>> start MATERIALS PROVIDED

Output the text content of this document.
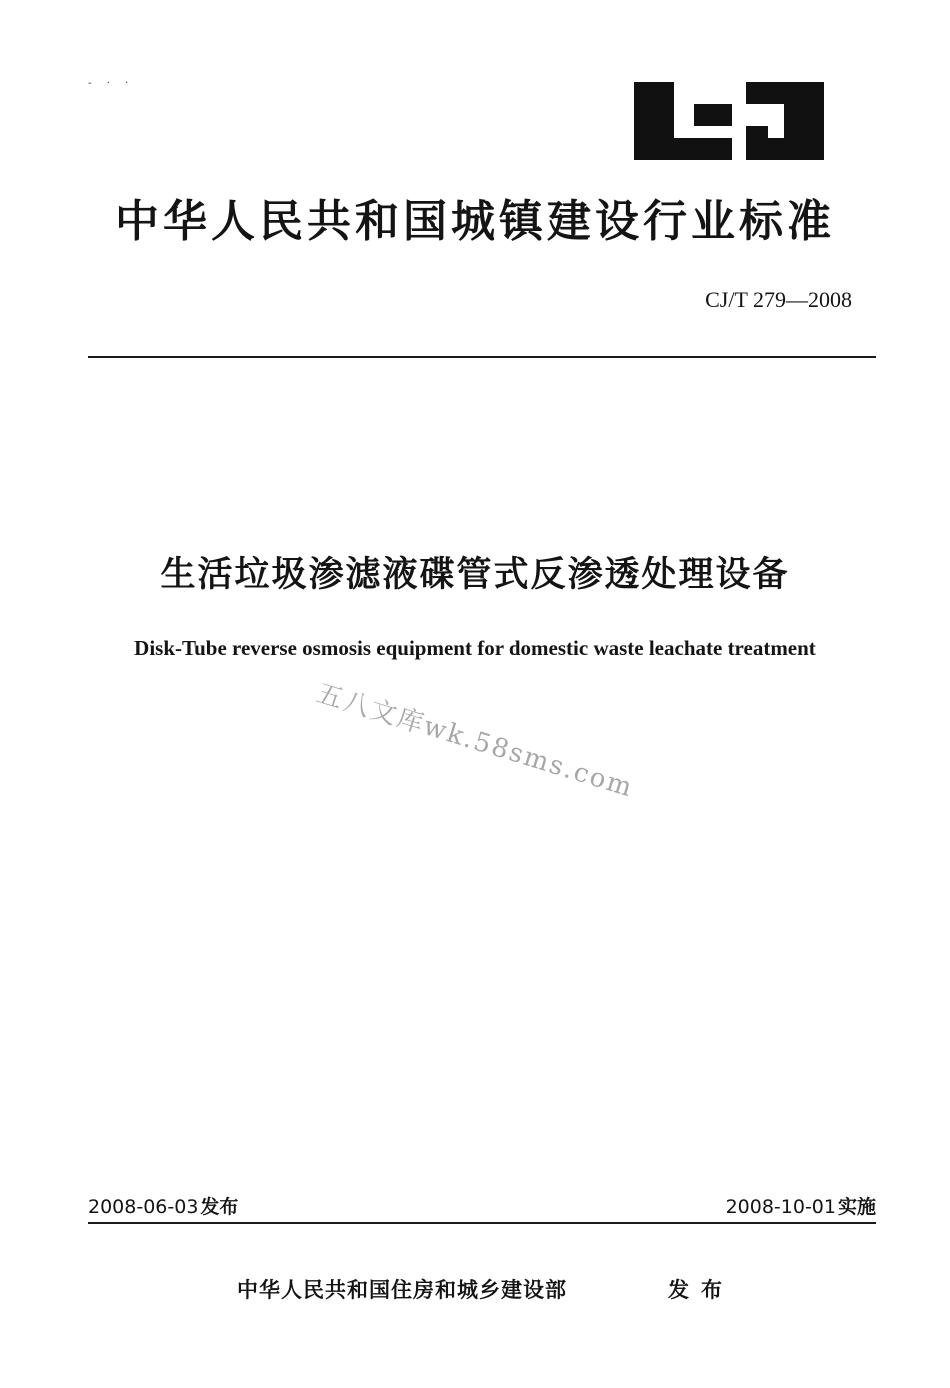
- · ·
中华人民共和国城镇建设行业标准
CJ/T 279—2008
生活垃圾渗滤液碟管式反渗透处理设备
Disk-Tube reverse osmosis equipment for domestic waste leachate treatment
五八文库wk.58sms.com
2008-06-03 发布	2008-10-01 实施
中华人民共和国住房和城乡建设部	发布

>> end MATERIALS PROVIDED
>> start MATERIALS PROVIDED

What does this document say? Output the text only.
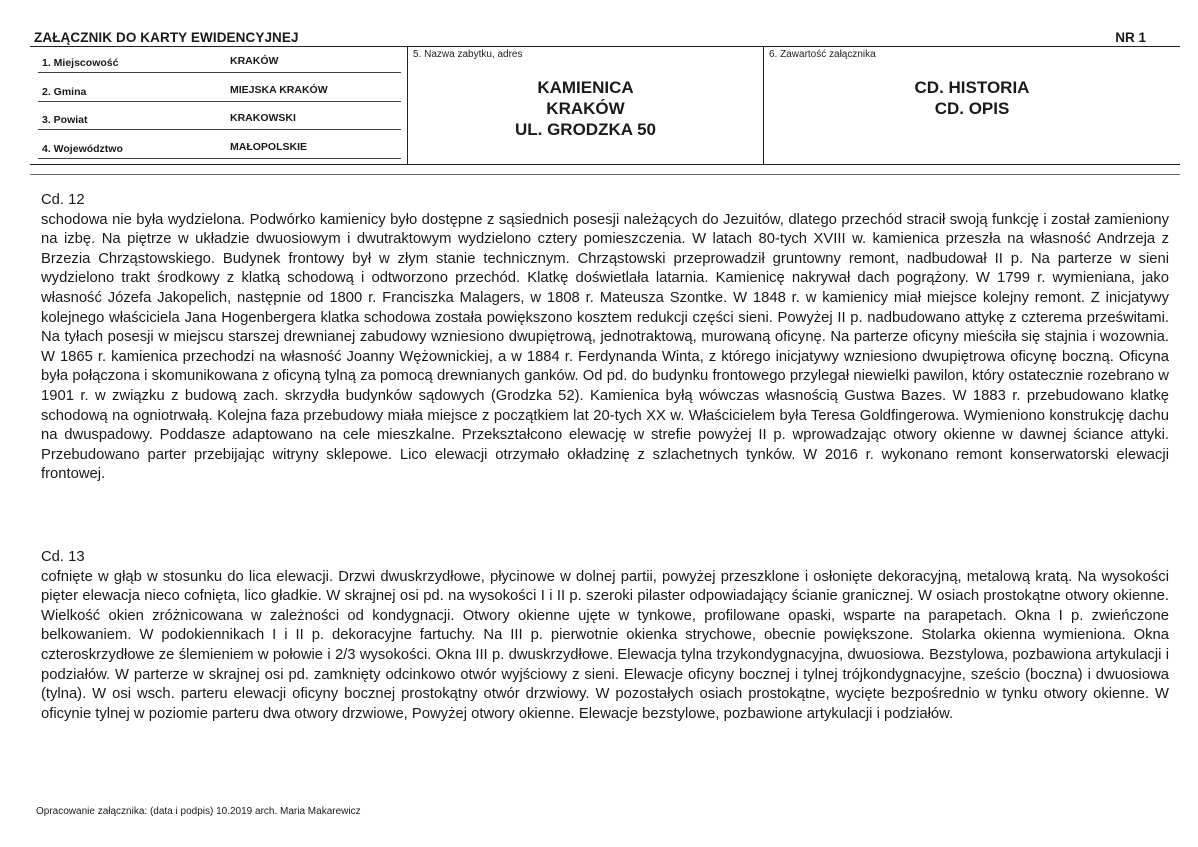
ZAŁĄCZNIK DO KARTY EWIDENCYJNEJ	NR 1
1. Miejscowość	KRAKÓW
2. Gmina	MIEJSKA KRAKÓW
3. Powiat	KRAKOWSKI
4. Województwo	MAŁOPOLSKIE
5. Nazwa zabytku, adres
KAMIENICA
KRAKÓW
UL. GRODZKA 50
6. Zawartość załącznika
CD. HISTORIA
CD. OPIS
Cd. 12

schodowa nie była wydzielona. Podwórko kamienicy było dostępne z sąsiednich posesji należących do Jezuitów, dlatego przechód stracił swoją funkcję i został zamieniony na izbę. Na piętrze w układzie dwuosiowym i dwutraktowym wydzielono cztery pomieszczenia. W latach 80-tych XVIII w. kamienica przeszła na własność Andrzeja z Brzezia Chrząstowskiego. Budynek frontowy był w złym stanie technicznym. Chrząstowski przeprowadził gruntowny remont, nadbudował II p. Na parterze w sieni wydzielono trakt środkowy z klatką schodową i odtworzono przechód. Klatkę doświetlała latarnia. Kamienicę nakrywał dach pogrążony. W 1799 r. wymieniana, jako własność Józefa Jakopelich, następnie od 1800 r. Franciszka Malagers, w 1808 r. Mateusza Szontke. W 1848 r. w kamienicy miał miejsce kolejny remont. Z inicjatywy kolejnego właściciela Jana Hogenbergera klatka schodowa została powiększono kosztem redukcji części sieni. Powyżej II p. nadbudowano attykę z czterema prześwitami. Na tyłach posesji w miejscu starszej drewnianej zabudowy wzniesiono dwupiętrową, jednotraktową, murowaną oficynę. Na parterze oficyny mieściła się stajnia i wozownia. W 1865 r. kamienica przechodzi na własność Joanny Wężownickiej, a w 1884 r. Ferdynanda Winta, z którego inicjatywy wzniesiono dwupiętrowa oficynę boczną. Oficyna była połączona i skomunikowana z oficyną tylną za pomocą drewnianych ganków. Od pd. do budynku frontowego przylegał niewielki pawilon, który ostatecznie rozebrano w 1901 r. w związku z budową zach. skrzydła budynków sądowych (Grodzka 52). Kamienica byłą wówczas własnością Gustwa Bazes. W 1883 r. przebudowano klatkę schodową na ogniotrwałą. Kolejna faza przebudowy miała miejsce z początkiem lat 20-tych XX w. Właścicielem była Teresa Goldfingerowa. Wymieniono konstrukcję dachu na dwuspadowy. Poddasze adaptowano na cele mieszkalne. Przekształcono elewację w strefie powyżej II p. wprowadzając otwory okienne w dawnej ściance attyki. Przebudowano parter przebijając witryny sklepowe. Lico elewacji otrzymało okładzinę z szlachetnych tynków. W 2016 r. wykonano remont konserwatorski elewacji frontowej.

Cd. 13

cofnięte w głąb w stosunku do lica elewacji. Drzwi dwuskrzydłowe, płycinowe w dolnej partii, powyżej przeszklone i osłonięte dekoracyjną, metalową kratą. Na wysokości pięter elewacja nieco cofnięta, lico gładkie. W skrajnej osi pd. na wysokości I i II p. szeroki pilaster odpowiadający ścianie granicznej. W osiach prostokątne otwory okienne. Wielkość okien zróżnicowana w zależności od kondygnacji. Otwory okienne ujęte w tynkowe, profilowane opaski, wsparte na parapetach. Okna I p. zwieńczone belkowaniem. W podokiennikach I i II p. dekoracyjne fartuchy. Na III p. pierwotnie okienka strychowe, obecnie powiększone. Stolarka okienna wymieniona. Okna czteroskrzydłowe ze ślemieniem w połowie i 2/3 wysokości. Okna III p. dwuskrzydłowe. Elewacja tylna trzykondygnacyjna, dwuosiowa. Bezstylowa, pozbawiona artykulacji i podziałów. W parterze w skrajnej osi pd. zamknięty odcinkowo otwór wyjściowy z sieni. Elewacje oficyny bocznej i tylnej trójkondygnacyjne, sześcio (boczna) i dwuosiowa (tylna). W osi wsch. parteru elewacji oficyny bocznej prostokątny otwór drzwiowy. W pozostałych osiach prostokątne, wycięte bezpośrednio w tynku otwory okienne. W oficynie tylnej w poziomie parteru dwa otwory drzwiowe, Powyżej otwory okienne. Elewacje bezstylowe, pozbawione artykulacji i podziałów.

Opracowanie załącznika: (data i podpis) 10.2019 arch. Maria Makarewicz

>> end MATERIALS PROVIDED
>> start MATERIALS PROVIDED

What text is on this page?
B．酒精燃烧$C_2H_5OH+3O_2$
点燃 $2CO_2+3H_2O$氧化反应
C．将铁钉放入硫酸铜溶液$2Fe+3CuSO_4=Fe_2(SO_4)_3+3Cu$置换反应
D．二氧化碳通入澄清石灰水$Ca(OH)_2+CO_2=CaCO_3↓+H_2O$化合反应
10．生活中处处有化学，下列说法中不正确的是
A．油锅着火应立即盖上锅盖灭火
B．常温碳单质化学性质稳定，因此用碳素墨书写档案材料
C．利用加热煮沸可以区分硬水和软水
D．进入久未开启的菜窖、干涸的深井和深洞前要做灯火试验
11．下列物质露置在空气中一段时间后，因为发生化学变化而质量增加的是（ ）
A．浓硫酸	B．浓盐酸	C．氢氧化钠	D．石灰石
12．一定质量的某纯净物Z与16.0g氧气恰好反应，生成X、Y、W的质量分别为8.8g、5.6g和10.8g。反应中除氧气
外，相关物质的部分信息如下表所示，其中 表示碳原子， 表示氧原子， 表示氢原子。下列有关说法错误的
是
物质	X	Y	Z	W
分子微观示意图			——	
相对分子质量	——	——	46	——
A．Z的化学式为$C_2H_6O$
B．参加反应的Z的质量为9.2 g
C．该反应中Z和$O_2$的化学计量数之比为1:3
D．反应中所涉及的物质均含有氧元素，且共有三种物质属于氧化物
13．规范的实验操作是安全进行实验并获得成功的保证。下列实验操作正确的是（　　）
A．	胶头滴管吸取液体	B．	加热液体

>> end MATERIALS PROVIDED

## [EXERCISE TASK]
Count the lines in the entries that hold the word "What", and give nothing but the total.

## [WRITTEN SOLUTION]
2